**What to do:**
Return each line of the records holding the string "ENTER".

* begin Input *

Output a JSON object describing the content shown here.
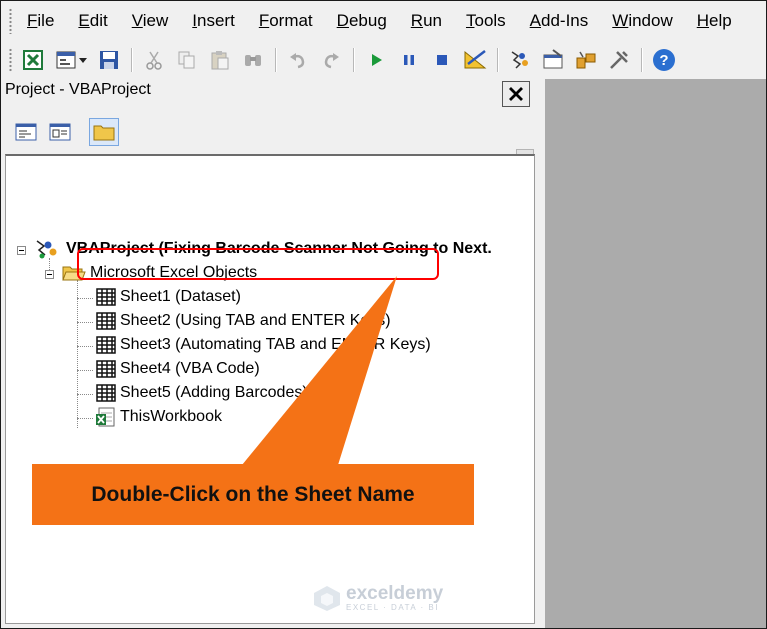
{
  "menubar": {
    "items": [
      {
        "label": "File"
      },
      {
        "label": "Edit"
      },
      {
        "label": "View"
      },
      {
        "label": "Insert"
      },
      {
        "label": "Format"
      },
      {
        "label": "Debug"
      },
      {
        "label": "Run"
      },
      {
        "label": "Tools"
      },
      {
        "label": "Add-Ins"
      },
      {
        "label": "Window"
      },
      {
        "label": "Help"
      }
    ]
  },
  "toolbar": {
    "icons": [
      "excel-icon",
      "insert-userform-icon",
      "save-icon",
      "cut-icon",
      "copy-icon",
      "paste-icon",
      "find-icon",
      "undo-icon",
      "redo-icon",
      "run-icon",
      "break-icon",
      "reset-icon",
      "design-mode-icon",
      "project-explorer-icon",
      "properties-icon",
      "object-browser-icon",
      "toolbox-icon",
      "help-icon"
    ]
  },
  "project_pane": {
    "title": "Project - VBAProject",
    "close_glyph": "✕"
  },
  "tree": {
    "root": "VBAProject (Fixing Barcode Scanner Not Going to Next.",
    "folder": "Microsoft Excel Objects",
    "items": [
      {
        "label": "Sheet1 (Dataset)",
        "icon": "worksheet-icon"
      },
      {
        "label": "Sheet2 (Using TAB and ENTER Keys)",
        "icon": "worksheet-icon"
      },
      {
        "label": "Sheet3 (Automating TAB and ENTER Keys)",
        "icon": "worksheet-icon"
      },
      {
        "label": "Sheet4 (VBA Code)",
        "icon": "worksheet-icon"
      },
      {
        "label": "Sheet5 (Adding Barcodes)",
        "icon": "worksheet-icon"
      },
      {
        "label": "ThisWorkbook",
        "icon": "workbook-icon"
      }
    ]
  },
  "annotation": {
    "callout_text": "Double-Click on the Sheet Name",
    "highlight_color": "#ff0000",
    "callout_color": "#f47216"
  },
  "watermark": {
    "brand": "exceldemy",
    "tagline": "EXCEL · DATA · BI"
  }
}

* end Input *

**Final result:**
        "label": "Sheet2 (Using TAB and ENTER Keys)",
        "label": "Sheet3 (Automating TAB and ENTER Keys)",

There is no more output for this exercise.